→ **Task to complete**: Swap each "magic-wand-icon" for "sparkle-icon" in the rows below and leave everything else unchanged.

→ **Input for this task**:

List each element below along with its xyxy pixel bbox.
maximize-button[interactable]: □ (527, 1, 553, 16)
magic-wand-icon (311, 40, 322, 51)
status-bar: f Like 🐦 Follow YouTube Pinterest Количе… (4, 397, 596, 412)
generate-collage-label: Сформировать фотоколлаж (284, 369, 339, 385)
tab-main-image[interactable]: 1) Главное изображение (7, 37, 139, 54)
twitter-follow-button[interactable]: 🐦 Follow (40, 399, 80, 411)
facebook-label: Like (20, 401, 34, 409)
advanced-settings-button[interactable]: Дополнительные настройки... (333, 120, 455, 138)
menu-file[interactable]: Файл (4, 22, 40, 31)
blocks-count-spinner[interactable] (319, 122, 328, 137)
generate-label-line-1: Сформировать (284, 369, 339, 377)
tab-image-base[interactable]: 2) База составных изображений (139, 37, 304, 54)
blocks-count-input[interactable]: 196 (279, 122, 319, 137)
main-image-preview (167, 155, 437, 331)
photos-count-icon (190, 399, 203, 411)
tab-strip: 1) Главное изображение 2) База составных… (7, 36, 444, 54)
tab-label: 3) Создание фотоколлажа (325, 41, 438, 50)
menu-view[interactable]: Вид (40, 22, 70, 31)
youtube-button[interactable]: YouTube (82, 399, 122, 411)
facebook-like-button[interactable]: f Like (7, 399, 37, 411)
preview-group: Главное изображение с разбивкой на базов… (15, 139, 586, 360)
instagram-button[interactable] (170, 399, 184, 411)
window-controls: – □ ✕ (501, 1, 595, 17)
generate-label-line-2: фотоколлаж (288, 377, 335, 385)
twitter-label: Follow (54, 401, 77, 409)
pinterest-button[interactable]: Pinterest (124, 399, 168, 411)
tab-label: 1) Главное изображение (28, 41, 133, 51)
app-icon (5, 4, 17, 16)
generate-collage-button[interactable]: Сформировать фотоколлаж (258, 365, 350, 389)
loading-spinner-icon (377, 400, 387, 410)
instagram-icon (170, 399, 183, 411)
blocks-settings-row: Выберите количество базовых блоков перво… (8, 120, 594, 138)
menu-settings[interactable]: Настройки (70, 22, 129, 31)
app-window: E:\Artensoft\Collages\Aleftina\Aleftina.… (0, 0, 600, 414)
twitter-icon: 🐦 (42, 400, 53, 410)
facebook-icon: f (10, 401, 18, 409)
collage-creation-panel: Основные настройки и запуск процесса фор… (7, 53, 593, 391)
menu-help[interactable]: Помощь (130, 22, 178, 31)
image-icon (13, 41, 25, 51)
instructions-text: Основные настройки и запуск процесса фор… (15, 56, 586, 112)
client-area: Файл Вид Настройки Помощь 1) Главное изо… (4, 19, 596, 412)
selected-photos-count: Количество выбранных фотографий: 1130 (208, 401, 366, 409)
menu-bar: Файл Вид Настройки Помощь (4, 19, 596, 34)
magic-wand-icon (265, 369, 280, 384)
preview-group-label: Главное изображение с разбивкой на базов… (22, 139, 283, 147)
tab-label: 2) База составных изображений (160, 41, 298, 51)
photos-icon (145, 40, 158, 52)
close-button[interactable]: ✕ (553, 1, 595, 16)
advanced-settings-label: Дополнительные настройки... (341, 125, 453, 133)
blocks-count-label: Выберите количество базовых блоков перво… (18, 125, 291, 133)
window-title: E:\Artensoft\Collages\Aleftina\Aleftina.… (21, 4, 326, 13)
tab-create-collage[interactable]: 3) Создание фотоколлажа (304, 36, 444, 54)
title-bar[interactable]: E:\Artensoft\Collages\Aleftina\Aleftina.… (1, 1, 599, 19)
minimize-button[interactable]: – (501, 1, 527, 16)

→ **Final result**:
List each element below along with its xyxy pixel bbox.
maximize-button[interactable]: □ (527, 1, 553, 16)
sparkle-icon (311, 40, 322, 51)
status-bar: f Like 🐦 Follow YouTube Pinterest Количе… (4, 397, 596, 412)
generate-collage-label: Сформировать фотоколлаж (284, 369, 339, 385)
tab-main-image[interactable]: 1) Главное изображение (7, 37, 139, 54)
twitter-follow-button[interactable]: 🐦 Follow (40, 399, 80, 411)
facebook-label: Like (20, 401, 34, 409)
advanced-settings-button[interactable]: Дополнительные настройки... (333, 120, 455, 138)
menu-file[interactable]: Файл (4, 22, 40, 31)
blocks-count-spinner[interactable] (319, 122, 328, 137)
generate-label-line-1: Сформировать (284, 369, 339, 377)
tab-image-base[interactable]: 2) База составных изображений (139, 37, 304, 54)
blocks-count-input[interactable]: 196 (279, 122, 319, 137)
main-image-preview (167, 155, 437, 331)
photos-count-icon (190, 399, 203, 411)
tab-strip: 1) Главное изображение 2) База составных… (7, 36, 444, 54)
tab-label: 3) Создание фотоколлажа (325, 41, 438, 50)
menu-view[interactable]: Вид (40, 22, 70, 31)
youtube-button[interactable]: YouTube (82, 399, 122, 411)
facebook-like-button[interactable]: f Like (7, 399, 37, 411)
preview-group: Главное изображение с разбивкой на базов… (15, 139, 586, 360)
instagram-button[interactable] (170, 399, 184, 411)
window-controls: – □ ✕ (501, 1, 595, 17)
generate-label-line-2: фотоколлаж (288, 377, 335, 385)
twitter-label: Follow (54, 401, 77, 409)
pinterest-button[interactable]: Pinterest (124, 399, 168, 411)
tab-label: 1) Главное изображение (28, 41, 133, 51)
app-icon (5, 4, 17, 16)
generate-collage-button[interactable]: Сформировать фотоколлаж (258, 365, 350, 389)
loading-spinner-icon (377, 400, 387, 410)
instagram-icon (170, 399, 183, 411)
blocks-settings-row: Выберите количество базовых блоков перво… (8, 120, 594, 138)
menu-settings[interactable]: Настройки (70, 22, 129, 31)
app-window: E:\Artensoft\Collages\Aleftina\Aleftina.… (0, 0, 600, 414)
twitter-icon: 🐦 (42, 400, 53, 410)
facebook-icon: f (10, 401, 18, 409)
collage-creation-panel: Основные настройки и запуск процесса фор… (7, 53, 593, 391)
menu-help[interactable]: Помощь (130, 22, 178, 31)
image-icon (13, 41, 25, 51)
instructions-text: Основные настройки и запуск процесса фор… (15, 56, 586, 112)
client-area: Файл Вид Настройки Помощь 1) Главное изо… (4, 19, 596, 412)
selected-photos-count: Количество выбранных фотографий: 1130 (208, 401, 366, 409)
menu-bar: Файл Вид Настройки Помощь (4, 19, 596, 34)
sparkle-icon (265, 369, 280, 384)
preview-group-label: Главное изображение с разбивкой на базов… (22, 139, 283, 147)
tab-label: 2) База составных изображений (160, 41, 298, 51)
photos-icon (145, 40, 158, 52)
close-button[interactable]: ✕ (553, 1, 595, 16)
advanced-settings-label: Дополнительные настройки... (341, 125, 453, 133)
blocks-count-label: Выберите количество базовых блоков перво… (18, 125, 291, 133)
window-title: E:\Artensoft\Collages\Aleftina\Aleftina.… (21, 4, 326, 13)
tab-create-collage[interactable]: 3) Создание фотоколлажа (304, 36, 444, 54)
title-bar[interactable]: E:\Artensoft\Collages\Aleftina\Aleftina.… (1, 1, 599, 19)
minimize-button[interactable]: – (501, 1, 527, 16)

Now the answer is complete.